What you have to do » Give the number of lines that include the word "image", nothing more.

***** Given information

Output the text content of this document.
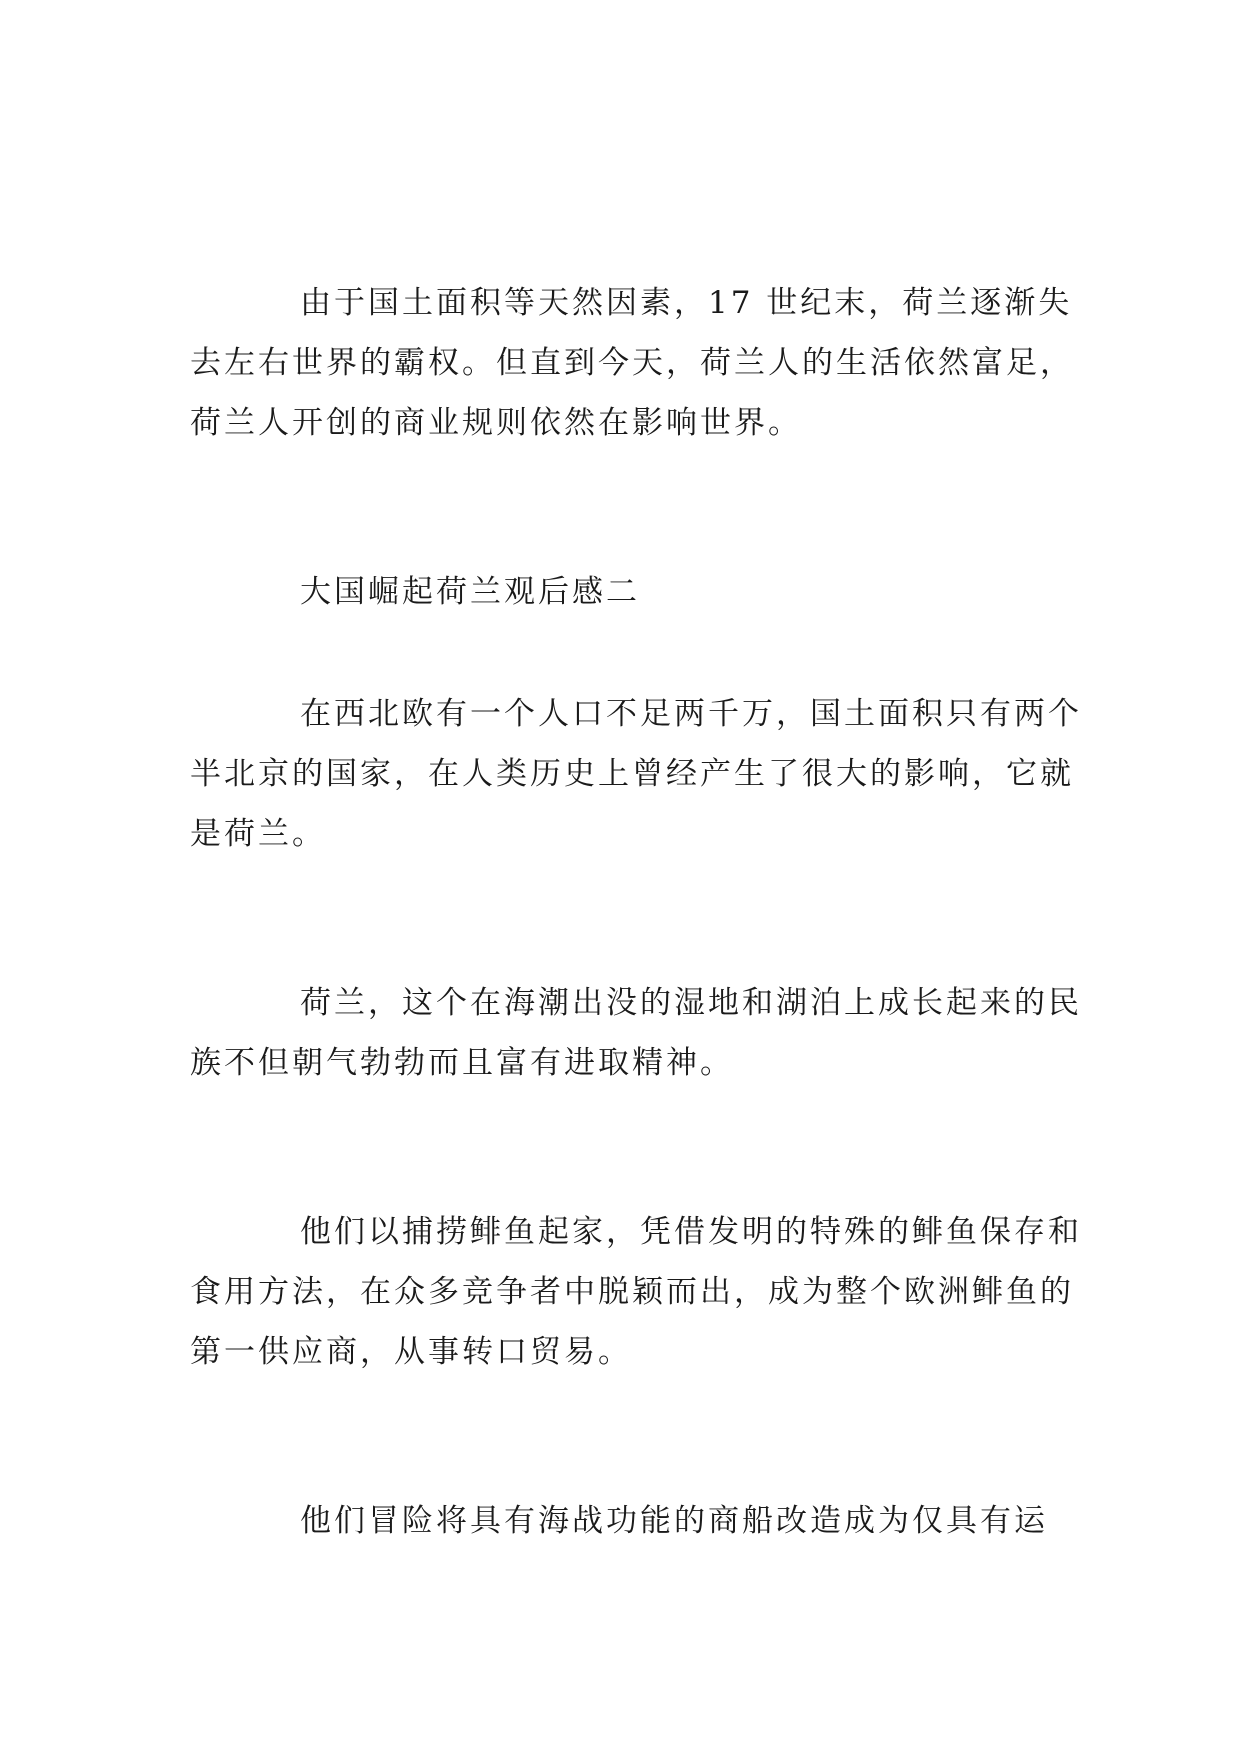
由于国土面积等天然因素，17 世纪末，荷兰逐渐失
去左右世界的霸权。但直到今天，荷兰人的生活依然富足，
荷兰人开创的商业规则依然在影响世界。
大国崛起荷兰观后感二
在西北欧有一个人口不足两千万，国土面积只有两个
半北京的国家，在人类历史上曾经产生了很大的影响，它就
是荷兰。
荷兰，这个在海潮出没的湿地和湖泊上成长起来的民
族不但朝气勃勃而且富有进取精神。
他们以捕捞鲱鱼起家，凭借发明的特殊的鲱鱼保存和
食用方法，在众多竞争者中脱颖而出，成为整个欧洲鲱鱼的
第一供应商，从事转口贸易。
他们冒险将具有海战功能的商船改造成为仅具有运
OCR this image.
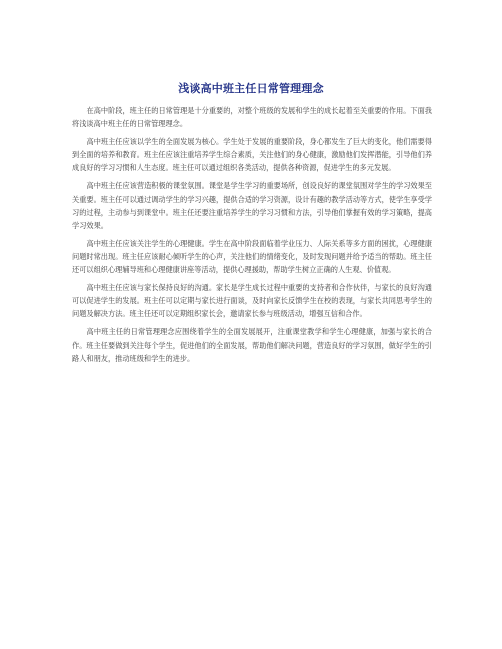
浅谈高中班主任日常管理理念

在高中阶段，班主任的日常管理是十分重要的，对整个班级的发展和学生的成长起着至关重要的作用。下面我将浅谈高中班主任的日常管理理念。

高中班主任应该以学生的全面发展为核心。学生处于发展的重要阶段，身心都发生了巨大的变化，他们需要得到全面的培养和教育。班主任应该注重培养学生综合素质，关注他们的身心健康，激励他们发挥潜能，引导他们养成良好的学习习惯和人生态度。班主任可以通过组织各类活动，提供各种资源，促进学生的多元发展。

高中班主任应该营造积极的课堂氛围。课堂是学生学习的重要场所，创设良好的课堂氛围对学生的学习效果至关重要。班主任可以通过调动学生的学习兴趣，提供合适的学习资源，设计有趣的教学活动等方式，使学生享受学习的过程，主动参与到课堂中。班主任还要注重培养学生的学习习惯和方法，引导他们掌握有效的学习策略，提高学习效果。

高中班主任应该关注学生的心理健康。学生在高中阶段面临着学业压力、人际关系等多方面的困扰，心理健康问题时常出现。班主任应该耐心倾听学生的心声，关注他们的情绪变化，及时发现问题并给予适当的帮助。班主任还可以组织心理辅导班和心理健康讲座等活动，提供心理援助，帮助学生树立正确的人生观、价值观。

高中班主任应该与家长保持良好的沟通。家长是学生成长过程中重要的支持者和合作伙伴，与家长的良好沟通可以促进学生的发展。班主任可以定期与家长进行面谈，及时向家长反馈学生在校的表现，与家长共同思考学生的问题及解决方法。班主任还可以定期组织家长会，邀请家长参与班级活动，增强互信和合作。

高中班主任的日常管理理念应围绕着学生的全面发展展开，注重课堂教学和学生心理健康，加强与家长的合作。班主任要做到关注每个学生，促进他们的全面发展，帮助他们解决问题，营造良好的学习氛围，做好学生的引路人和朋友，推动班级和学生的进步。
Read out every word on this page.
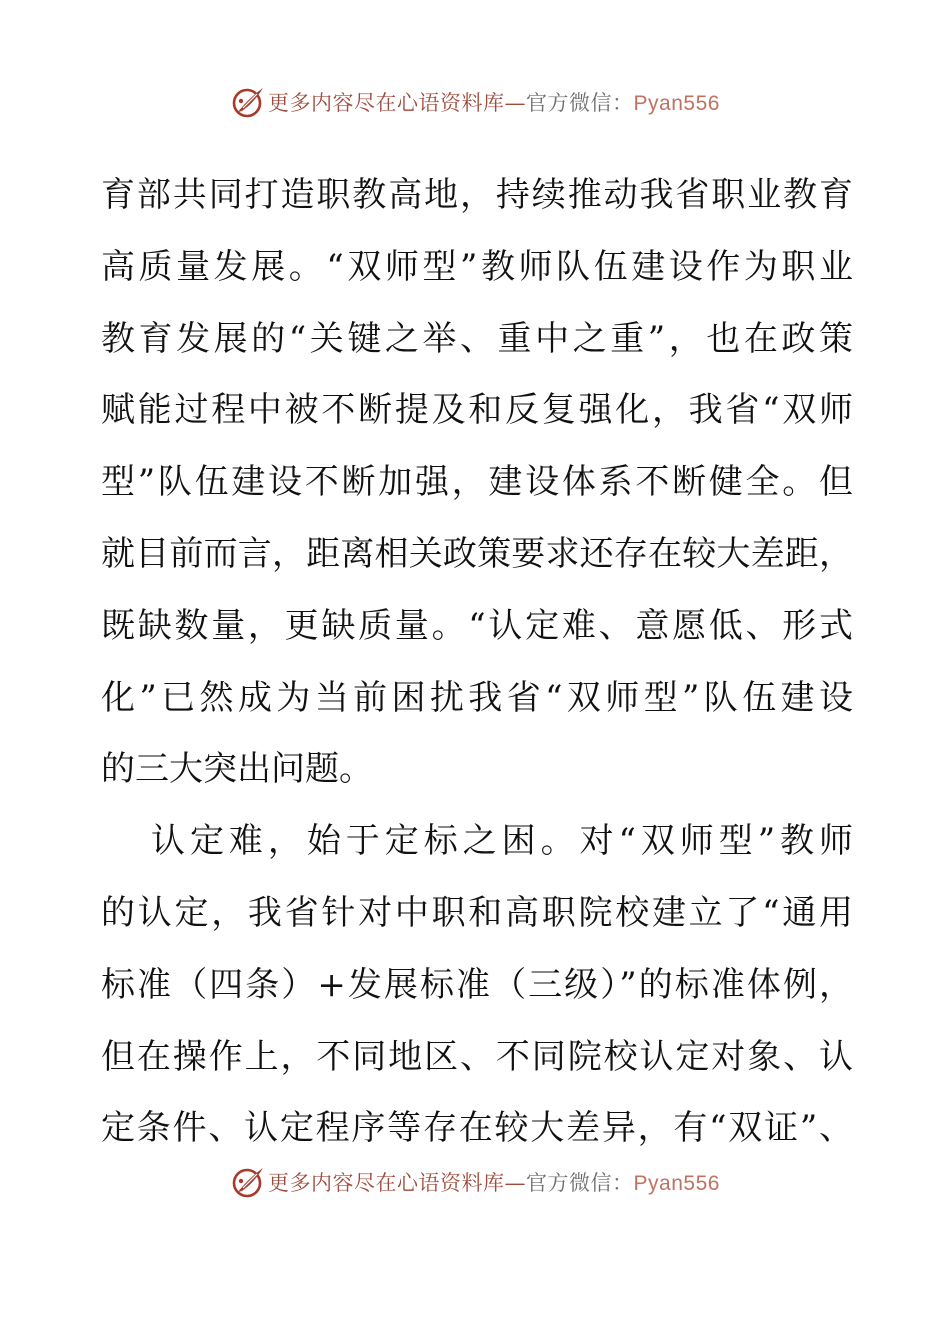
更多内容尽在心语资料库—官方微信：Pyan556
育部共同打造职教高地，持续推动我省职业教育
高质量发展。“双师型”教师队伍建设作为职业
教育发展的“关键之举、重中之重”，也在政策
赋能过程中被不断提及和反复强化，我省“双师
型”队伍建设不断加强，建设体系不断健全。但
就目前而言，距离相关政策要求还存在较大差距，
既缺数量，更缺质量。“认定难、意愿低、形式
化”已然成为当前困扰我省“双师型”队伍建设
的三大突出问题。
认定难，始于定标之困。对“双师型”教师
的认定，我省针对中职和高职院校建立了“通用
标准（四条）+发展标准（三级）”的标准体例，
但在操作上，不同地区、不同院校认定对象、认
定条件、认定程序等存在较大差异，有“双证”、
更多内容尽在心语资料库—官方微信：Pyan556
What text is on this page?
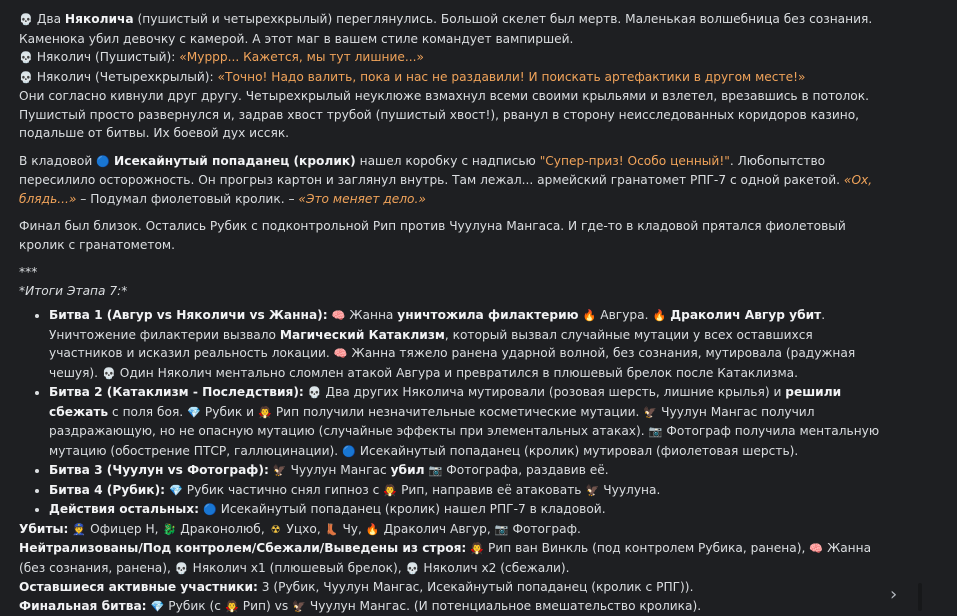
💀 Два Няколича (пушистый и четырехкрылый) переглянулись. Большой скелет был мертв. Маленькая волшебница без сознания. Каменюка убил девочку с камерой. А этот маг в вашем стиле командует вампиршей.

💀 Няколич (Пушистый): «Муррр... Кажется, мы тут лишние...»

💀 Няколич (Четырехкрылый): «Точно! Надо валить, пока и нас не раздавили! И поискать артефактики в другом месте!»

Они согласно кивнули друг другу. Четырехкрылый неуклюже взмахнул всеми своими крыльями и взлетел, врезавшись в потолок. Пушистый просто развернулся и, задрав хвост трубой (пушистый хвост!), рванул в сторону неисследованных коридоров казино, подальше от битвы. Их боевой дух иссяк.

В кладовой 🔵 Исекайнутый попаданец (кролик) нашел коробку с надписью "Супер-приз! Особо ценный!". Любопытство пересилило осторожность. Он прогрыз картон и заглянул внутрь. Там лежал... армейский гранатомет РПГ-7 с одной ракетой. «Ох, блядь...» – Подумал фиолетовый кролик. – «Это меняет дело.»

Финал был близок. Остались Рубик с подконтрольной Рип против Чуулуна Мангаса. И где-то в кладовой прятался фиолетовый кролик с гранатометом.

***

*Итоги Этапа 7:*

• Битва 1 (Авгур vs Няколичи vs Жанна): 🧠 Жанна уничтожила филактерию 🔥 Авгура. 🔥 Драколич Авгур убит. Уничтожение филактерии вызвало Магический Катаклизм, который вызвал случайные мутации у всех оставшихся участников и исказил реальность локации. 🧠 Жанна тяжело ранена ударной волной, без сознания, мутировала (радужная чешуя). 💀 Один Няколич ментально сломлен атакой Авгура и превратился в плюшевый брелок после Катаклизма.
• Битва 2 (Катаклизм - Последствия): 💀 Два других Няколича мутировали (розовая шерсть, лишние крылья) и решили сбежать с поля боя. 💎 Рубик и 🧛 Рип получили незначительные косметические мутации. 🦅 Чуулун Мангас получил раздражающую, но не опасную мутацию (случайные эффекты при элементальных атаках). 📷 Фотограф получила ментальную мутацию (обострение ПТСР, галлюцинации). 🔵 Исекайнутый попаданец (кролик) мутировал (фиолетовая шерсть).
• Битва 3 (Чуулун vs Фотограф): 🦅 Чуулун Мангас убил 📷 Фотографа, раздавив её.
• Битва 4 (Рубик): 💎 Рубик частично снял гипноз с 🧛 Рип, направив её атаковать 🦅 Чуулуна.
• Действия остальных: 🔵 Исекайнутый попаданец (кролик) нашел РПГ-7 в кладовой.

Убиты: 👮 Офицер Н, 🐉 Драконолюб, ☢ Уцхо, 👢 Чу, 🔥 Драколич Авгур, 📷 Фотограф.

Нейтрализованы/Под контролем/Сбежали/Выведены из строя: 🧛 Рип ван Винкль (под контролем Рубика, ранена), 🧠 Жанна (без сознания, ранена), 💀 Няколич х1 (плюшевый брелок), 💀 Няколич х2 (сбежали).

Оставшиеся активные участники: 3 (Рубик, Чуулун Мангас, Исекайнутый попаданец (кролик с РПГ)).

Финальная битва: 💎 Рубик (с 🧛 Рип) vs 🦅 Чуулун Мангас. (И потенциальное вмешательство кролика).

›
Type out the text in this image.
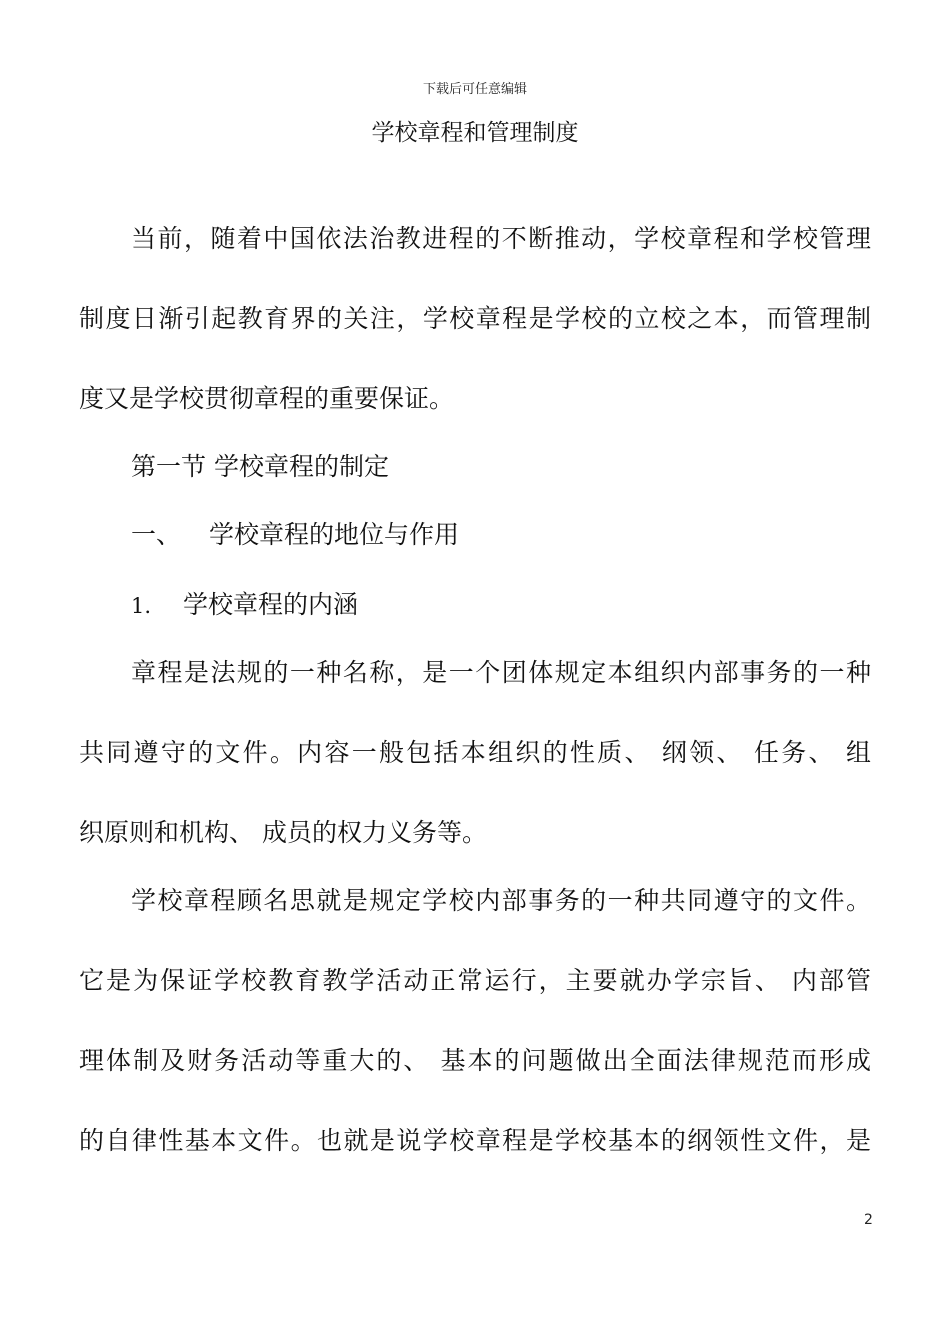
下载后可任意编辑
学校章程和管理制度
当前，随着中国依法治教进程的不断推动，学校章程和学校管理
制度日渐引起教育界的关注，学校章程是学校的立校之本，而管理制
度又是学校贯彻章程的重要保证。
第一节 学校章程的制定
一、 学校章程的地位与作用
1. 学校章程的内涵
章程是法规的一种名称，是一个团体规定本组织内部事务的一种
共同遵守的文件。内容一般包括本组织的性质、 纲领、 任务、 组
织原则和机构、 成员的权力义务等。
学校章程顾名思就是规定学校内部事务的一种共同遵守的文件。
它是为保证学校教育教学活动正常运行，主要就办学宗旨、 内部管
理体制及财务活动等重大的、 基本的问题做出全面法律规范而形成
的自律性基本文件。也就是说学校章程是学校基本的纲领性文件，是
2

**********

Solution » 2